TASK DESCRIPTION
Determine the number of lines containing the word "cognitive". Reply with it and nothing else.

Extracted records:
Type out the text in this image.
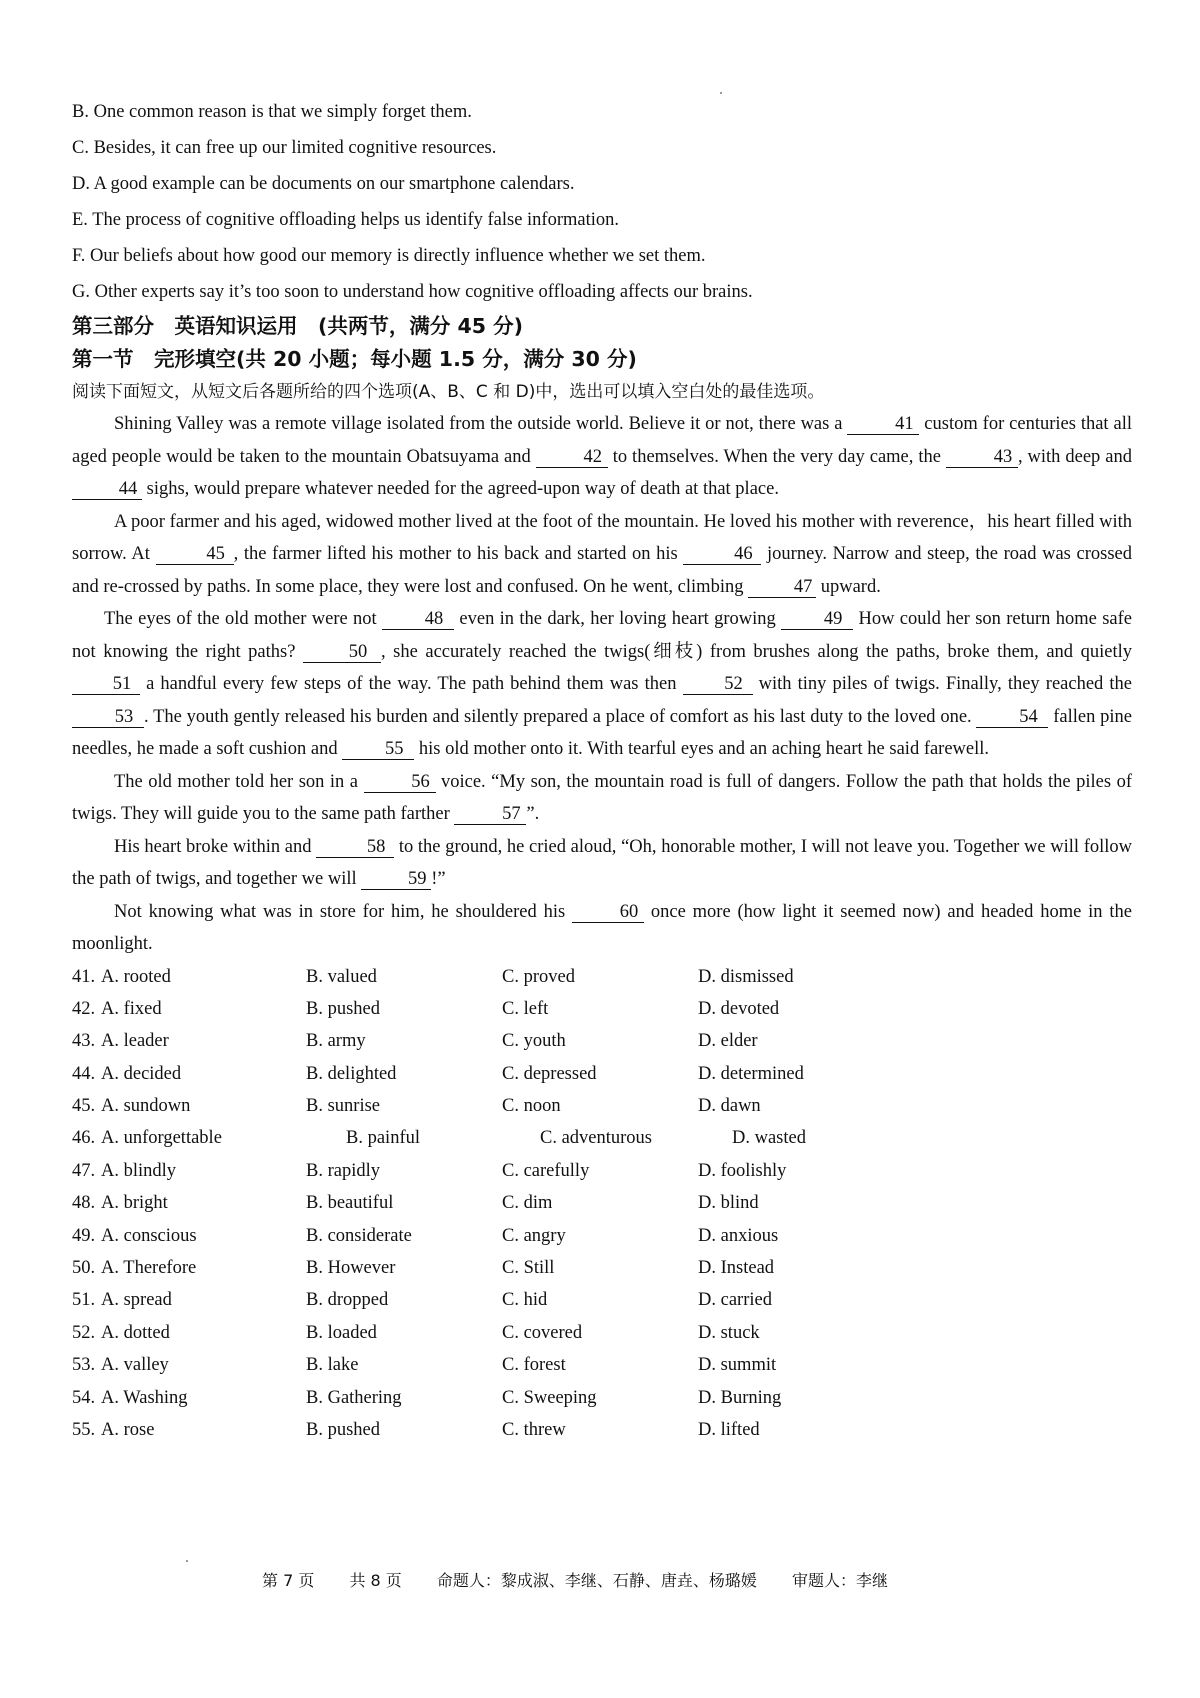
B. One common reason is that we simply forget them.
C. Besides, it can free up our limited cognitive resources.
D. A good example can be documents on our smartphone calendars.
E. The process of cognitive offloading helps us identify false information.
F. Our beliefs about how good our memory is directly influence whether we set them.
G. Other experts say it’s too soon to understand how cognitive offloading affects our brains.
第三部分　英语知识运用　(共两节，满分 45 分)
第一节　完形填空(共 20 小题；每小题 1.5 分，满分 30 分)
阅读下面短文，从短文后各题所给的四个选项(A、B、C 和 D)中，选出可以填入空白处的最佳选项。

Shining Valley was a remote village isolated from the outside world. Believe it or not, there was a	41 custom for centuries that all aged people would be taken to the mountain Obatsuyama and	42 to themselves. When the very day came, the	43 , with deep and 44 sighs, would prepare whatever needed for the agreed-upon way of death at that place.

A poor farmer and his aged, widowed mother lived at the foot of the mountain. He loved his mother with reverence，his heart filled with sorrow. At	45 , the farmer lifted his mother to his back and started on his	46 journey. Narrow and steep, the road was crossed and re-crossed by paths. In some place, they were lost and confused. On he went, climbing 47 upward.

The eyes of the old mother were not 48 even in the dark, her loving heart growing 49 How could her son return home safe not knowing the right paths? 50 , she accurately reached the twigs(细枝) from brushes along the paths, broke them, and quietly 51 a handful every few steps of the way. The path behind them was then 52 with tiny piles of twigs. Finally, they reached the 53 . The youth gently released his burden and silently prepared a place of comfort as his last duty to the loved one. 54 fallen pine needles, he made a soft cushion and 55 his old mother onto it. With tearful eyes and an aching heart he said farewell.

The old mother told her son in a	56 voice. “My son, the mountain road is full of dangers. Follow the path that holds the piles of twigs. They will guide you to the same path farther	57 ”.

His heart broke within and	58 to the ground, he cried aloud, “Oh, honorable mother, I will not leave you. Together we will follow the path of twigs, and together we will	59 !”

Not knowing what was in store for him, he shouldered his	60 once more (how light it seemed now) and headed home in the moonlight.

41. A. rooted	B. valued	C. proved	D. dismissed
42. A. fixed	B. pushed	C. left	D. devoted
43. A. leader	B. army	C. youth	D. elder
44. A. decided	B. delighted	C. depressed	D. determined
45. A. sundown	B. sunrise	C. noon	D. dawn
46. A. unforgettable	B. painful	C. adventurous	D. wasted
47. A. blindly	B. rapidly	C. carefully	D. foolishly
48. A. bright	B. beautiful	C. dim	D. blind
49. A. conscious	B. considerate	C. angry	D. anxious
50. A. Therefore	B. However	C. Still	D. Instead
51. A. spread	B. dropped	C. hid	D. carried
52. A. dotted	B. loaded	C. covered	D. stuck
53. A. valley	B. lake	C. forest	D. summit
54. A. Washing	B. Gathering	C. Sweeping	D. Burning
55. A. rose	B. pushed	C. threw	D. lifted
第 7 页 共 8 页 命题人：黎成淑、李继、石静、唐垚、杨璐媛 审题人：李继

REPLY
3